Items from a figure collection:
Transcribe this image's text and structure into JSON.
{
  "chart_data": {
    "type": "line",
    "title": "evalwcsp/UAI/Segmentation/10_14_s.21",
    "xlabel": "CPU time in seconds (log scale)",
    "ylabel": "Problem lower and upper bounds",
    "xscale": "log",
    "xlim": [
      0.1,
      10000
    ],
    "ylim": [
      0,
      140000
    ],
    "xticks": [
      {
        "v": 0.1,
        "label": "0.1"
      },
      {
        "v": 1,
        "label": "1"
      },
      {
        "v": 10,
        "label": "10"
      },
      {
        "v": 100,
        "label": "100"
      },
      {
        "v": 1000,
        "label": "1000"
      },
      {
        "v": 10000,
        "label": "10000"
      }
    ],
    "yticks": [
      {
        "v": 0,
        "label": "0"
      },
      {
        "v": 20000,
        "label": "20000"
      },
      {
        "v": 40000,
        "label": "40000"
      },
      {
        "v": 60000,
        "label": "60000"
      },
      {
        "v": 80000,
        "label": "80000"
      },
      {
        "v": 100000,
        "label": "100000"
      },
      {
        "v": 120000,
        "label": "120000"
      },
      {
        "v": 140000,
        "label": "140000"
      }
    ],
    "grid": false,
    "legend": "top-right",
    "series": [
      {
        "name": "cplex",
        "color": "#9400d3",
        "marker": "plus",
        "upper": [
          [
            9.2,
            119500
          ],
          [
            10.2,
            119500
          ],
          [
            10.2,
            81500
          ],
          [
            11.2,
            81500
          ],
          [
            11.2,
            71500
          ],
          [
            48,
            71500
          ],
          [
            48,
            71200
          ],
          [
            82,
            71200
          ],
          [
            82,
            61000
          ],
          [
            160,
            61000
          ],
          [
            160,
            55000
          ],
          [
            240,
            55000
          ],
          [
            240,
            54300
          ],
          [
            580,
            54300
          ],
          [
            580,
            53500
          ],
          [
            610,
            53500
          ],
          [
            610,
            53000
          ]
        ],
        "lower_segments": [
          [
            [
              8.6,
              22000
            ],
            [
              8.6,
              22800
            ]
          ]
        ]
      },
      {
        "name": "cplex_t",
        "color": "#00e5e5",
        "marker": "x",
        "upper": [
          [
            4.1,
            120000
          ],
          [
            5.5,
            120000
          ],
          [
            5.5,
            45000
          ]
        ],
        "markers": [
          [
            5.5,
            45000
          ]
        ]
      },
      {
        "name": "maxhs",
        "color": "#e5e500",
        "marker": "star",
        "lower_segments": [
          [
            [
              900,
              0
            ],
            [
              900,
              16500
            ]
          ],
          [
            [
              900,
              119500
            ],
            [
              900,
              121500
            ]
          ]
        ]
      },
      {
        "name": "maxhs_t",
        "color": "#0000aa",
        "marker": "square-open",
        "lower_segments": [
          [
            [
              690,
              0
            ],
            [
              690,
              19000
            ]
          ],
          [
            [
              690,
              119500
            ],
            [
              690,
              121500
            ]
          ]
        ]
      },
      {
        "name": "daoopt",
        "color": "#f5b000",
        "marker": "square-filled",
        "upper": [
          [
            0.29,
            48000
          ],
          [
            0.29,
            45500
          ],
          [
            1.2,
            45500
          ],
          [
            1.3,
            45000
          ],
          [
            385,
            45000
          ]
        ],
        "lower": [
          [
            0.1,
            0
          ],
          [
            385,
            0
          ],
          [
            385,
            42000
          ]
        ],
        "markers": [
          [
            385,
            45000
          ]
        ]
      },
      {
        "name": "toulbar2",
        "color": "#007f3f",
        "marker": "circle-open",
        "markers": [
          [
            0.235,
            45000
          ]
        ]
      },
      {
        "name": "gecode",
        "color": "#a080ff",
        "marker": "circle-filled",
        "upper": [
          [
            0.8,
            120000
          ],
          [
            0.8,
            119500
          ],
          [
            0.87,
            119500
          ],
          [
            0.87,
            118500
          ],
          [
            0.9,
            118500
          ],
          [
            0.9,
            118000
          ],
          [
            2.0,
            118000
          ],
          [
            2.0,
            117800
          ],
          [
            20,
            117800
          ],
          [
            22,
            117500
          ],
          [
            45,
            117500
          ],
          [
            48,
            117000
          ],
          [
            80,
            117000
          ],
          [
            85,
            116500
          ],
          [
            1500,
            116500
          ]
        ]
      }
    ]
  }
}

__YOUR GOAL__.
Every record shown above must be echoed exactly.

__RESPONSE TO THE TASK__.
Transcribe this image's text and structure into JSON.
{
  "chart_data": {
    "type": "line",
    "title": "evalwcsp/UAI/Segmentation/10_14_s.21",
    "xlabel": "CPU time in seconds (log scale)",
    "ylabel": "Problem lower and upper bounds",
    "xscale": "log",
    "xlim": [
      0.1,
      10000
    ],
    "ylim": [
      0,
      140000
    ],
    "xticks": [
      {
        "v": 0.1,
        "label": "0.1"
      },
      {
        "v": 1,
        "label": "1"
      },
      {
        "v": 10,
        "label": "10"
      },
      {
        "v": 100,
        "label": "100"
      },
      {
        "v": 1000,
        "label": "1000"
      },
      {
        "v": 10000,
        "label": "10000"
      }
    ],
    "yticks": [
      {
        "v": 0,
        "label": "0"
      },
      {
        "v": 20000,
        "label": "20000"
      },
      {
        "v": 40000,
        "label": "40000"
      },
      {
        "v": 60000,
        "label": "60000"
      },
      {
        "v": 80000,
        "label": "80000"
      },
      {
        "v": 100000,
        "label": "100000"
      },
      {
        "v": 120000,
        "label": "120000"
      },
      {
        "v": 140000,
        "label": "140000"
      }
    ],
    "grid": false,
    "legend": "top-right",
    "series": [
      {
        "name": "cplex",
        "color": "#9400d3",
        "marker": "plus",
        "upper": [
          [
            9.2,
            119500
          ],
          [
            10.2,
            119500
          ],
          [
            10.2,
            81500
          ],
          [
            11.2,
            81500
          ],
          [
            11.2,
            71500
          ],
          [
            48,
            71500
          ],
          [
            48,
            71200
          ],
          [
            82,
            71200
          ],
          [
            82,
            61000
          ],
          [
            160,
            61000
          ],
          [
            160,
            55000
          ],
          [
            240,
            55000
          ],
          [
            240,
            54300
          ],
          [
            580,
            54300
          ],
          [
            580,
            53500
          ],
          [
            610,
            53500
          ],
          [
            610,
            53000
          ]
        ],
        "lower_segments": [
          [
            [
              8.6,
              22000
            ],
            [
              8.6,
              22800
            ]
          ]
        ]
      },
      {
        "name": "cplex_t",
        "color": "#00e5e5",
        "marker": "x",
        "upper": [
          [
            4.1,
            120000
          ],
          [
            5.5,
            120000
          ],
          [
            5.5,
            45000
          ]
        ],
        "markers": [
          [
            5.5,
            45000
          ]
        ]
      },
      {
        "name": "maxhs",
        "color": "#e5e500",
        "marker": "star",
        "lower_segments": [
          [
            [
              900,
              0
            ],
            [
              900,
              16500
            ]
          ],
          [
            [
              900,
              119500
            ],
            [
              900,
              121500
            ]
          ]
        ]
      },
      {
        "name": "maxhs_t",
        "color": "#0000aa",
        "marker": "square-open",
        "lower_segments": [
          [
            [
              690,
              0
            ],
            [
              690,
              19000
            ]
          ],
          [
            [
              690,
              119500
            ],
            [
              690,
              121500
            ]
          ]
        ]
      },
      {
        "name": "daoopt",
        "color": "#f5b000",
        "marker": "square-filled",
        "upper": [
          [
            0.29,
            48000
          ],
          [
            0.29,
            45500
          ],
          [
            1.2,
            45500
          ],
          [
            1.3,
            45000
          ],
          [
            385,
            45000
          ]
        ],
        "lower": [
          [
            0.1,
            0
          ],
          [
            385,
            0
          ],
          [
            385,
            42000
          ]
        ],
        "markers": [
          [
            385,
            45000
          ]
        ]
      },
      {
        "name": "toulbar2",
        "color": "#007f3f",
        "marker": "circle-open",
        "markers": [
          [
            0.235,
            45000
          ]
        ]
      },
      {
        "name": "gecode",
        "color": "#a080ff",
        "marker": "circle-filled",
        "upper": [
          [
            0.8,
            120000
          ],
          [
            0.8,
            119500
          ],
          [
            0.87,
            119500
          ],
          [
            0.87,
            118500
          ],
          [
            0.9,
            118500
          ],
          [
            0.9,
            118000
          ],
          [
            2.0,
            118000
          ],
          [
            2.0,
            117800
          ],
          [
            20,
            117800
          ],
          [
            22,
            117500
          ],
          [
            45,
            117500
          ],
          [
            48,
            117000
          ],
          [
            80,
            117000
          ],
          [
            85,
            116500
          ],
          [
            1500,
            116500
          ]
        ]
      }
    ]
  }
}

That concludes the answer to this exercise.